** BEGIN READING TEXT **

# 105k for family of 5



## Quinners (Feb 22, 2016)

Hi lads would 105k a year salary between me and my wife give us a good life style in western suburbs of Sydney (Parramatta area) we have 3 kids 8, 7 and 3 I would be on a 457 visa so I no finding a school that takes kids on a 457 visa may be difficult but main thing is would this yearly salary be OK to live on


----------



## JandE (Jul 17, 2015)

Quinners said:


> we have 3 kids 8, 7 and 3 I would be on a 457 visa so I no finding a school that takes kids on a 457 visa may be difficult but main thing is would this yearly salary be OK to live on


Schools will take kids on 457 visa, but the 2016 NSW cost is $5,000 per year per child for State schools.


----------



## JandE (Jul 17, 2015)

Your housing cost will be the main factor in affordability. What type of property are you looking at? Renting or buying etc


----------



## Quinners (Feb 22, 2016)

I've checked out the price of schooling an can deal with that house wise be renting a 3 bedroom house be fine for us as the two boys like sharing room


----------



## Quinners (Feb 22, 2016)

** END READING TEXT **

GIVEN TASK A:
In the Sydney salary thread, what yearly cost per child does JandE give for NSW state schools for children on a 457 visa?
GIVEN TASK B:
Please write the next part of the Sydney salary thread, picking up from its last line.

** BEGIN DATA PROVIDED **

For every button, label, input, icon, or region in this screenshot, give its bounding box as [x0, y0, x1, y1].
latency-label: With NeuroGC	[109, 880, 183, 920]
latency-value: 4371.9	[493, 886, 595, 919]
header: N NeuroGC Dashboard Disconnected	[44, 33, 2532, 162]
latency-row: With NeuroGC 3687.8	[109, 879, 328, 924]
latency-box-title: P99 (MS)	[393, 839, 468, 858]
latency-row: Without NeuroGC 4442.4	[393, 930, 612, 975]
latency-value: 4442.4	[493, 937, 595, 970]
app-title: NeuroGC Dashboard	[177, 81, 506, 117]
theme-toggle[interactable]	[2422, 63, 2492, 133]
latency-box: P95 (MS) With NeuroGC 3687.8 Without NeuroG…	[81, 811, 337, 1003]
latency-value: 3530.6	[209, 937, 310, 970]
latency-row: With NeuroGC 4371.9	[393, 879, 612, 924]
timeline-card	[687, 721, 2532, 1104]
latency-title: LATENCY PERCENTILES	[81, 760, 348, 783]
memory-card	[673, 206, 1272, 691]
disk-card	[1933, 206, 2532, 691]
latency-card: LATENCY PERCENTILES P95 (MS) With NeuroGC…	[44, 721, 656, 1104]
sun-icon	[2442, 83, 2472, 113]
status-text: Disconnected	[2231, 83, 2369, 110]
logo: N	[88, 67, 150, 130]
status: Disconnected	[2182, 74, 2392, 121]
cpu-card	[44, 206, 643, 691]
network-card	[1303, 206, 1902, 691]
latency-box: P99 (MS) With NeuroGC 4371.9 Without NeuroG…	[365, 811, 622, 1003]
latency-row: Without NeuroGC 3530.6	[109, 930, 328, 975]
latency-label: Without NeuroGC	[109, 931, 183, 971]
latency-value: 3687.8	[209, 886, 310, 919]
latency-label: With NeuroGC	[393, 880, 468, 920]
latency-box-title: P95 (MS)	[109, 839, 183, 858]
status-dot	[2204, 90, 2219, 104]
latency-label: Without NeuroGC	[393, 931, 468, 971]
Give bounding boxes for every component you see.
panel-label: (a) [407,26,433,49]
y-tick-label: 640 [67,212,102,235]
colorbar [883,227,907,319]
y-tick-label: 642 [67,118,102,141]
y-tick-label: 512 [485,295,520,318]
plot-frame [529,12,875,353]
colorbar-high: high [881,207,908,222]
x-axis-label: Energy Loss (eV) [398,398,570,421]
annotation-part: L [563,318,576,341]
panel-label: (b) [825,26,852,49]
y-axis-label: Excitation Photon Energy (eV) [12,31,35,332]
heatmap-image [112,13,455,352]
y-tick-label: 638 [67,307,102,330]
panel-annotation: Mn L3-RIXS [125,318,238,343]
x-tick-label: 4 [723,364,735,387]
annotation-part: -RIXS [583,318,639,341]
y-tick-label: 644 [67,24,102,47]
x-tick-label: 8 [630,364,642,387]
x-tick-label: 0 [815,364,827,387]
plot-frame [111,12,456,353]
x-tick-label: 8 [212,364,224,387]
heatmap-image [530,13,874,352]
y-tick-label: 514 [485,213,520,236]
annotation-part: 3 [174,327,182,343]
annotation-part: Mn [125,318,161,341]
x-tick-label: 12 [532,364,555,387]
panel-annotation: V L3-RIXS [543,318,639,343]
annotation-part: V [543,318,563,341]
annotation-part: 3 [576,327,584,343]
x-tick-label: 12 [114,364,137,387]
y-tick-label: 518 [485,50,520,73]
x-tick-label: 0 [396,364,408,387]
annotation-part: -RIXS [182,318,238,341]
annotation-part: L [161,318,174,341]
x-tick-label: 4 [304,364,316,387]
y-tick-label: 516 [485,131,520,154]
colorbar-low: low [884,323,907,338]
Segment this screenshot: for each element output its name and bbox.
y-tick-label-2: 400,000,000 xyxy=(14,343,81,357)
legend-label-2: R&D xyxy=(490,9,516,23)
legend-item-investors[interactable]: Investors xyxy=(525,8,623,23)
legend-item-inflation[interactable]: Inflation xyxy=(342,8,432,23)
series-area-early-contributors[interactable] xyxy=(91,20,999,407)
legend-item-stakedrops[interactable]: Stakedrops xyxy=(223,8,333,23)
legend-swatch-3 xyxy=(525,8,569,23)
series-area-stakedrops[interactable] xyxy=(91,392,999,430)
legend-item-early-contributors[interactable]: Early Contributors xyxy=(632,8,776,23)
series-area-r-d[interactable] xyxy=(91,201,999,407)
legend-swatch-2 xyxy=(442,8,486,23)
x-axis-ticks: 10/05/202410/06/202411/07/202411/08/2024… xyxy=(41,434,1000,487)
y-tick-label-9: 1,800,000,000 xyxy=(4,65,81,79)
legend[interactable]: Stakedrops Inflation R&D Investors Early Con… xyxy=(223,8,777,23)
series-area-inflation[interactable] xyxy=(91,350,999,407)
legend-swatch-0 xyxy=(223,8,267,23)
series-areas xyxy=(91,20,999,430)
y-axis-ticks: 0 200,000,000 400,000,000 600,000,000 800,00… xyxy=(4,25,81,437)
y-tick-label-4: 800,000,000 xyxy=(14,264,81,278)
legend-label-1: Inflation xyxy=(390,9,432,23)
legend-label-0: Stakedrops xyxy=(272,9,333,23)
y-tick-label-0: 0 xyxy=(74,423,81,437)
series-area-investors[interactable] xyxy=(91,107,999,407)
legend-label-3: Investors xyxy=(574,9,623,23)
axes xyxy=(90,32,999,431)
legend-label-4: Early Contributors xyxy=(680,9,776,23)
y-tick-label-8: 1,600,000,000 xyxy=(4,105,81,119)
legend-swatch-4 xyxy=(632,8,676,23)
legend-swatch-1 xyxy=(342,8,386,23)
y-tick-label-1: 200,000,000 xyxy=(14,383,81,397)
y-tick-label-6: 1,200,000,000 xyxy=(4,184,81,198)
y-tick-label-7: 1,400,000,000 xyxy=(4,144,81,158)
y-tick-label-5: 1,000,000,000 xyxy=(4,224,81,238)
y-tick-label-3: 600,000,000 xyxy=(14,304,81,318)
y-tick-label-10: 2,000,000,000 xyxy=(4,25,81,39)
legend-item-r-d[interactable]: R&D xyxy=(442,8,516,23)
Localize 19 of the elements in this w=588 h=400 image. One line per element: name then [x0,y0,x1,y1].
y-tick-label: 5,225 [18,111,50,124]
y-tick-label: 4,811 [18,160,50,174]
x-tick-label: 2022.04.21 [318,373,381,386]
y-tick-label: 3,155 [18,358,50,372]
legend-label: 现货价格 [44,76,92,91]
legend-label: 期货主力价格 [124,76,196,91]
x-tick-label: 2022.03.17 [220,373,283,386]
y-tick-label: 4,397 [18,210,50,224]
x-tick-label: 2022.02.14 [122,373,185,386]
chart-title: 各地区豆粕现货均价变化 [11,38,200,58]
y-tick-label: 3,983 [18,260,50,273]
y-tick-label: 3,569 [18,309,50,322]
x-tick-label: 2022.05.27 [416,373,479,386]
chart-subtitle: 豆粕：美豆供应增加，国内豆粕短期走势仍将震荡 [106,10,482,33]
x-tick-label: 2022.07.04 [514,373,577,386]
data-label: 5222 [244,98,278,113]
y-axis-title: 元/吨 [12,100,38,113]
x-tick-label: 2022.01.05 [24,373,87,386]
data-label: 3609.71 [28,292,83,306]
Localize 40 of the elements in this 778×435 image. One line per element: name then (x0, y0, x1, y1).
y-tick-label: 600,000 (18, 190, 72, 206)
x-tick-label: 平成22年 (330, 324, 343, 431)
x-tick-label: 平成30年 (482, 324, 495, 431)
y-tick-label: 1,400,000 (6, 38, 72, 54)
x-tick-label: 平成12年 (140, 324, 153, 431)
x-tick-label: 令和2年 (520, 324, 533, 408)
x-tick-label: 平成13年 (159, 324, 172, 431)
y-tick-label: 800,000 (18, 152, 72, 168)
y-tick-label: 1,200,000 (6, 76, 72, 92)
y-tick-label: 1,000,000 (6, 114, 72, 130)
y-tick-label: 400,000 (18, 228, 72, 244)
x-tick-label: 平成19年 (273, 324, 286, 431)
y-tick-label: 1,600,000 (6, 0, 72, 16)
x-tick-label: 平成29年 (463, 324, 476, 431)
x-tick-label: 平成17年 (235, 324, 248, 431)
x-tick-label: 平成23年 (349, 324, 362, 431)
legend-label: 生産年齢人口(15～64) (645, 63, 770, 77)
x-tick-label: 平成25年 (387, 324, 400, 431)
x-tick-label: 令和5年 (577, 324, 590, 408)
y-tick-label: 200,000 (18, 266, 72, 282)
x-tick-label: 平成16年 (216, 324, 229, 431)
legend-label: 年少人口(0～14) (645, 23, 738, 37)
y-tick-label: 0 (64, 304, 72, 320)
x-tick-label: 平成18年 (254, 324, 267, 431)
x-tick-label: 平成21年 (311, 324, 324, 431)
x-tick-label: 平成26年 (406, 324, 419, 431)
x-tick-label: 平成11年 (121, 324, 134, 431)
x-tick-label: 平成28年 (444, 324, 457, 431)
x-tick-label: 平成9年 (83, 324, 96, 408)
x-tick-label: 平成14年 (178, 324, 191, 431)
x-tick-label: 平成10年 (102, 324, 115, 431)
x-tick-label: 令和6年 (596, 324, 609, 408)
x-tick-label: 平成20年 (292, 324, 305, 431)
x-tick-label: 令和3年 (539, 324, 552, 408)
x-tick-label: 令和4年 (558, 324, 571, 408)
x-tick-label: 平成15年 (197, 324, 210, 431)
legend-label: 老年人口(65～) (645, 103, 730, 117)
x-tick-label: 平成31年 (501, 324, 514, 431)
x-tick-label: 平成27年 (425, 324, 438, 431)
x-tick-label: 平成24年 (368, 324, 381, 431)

** END DATA PROVIDED **

EXPECTED OUTPUT A:
$5,000 per year per child in 2016.

EXPECTED OUTPUT B:
And any information on tax I'd be making 80k annually an wife around 25k so what will the tax be on this with 457 visa will there be any differents as we have 3 kids


----------



## Quinners (Feb 22, 2016)

Any more info you be greatly appreciated lads


----------



## JandE (Jul 17, 2015)

Quinners said:


> And any information on tax I'd be making 80k annually an wife around 25k so what will the tax be on this with 457 visa will there be any differents as we have 3 kids


Out of that $80,000 you would keep about $61,000

Gross Monthly Earnings:	$6,667.00
Net Pay:	$5,068.00

Gross Monthly Earnings:	$2,083.00
Net Pay:	$1,940.00


----------



## Quinners (Feb 22, 2016)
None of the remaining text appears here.